Stored items:
:::::

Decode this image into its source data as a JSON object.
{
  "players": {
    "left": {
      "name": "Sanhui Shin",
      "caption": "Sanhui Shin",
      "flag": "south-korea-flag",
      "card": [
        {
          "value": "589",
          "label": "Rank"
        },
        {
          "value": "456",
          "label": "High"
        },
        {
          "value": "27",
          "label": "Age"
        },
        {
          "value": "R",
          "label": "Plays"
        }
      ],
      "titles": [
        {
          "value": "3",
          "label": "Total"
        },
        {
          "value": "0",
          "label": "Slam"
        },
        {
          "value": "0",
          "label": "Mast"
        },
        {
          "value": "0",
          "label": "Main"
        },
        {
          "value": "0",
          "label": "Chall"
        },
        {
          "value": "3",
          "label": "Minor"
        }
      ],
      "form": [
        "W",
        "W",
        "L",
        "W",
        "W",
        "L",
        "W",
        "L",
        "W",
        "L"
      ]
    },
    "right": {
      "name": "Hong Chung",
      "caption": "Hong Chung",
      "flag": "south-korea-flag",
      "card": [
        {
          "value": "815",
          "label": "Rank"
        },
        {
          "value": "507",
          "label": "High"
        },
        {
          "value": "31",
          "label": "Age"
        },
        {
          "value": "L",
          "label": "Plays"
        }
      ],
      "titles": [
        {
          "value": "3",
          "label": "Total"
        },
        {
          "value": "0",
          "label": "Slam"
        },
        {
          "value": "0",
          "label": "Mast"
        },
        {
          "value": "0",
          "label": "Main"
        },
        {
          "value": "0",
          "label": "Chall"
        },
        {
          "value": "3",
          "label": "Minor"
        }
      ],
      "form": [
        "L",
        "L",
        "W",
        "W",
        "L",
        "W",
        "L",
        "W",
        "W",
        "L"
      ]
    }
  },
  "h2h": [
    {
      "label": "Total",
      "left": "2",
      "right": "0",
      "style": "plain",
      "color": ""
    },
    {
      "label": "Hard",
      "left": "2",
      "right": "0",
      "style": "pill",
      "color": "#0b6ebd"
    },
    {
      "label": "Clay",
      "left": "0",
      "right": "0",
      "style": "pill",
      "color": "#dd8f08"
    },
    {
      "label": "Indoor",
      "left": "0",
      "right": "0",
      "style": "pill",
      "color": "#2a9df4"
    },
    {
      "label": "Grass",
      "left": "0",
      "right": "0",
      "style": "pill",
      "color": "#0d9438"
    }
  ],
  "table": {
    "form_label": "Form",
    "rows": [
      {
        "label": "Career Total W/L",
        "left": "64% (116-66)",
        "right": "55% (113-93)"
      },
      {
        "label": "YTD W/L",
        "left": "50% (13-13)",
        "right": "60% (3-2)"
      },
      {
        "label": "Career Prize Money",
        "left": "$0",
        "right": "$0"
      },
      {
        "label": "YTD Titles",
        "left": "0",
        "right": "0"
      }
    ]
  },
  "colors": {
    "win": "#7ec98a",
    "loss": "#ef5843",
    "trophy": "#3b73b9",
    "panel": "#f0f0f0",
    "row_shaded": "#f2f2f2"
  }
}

:::::

| Problem description |
Show the lines of the records that include the string "Sanhui".

| Reply |
      "name": "Sanhui Shin",
      "caption": "Sanhui Shin",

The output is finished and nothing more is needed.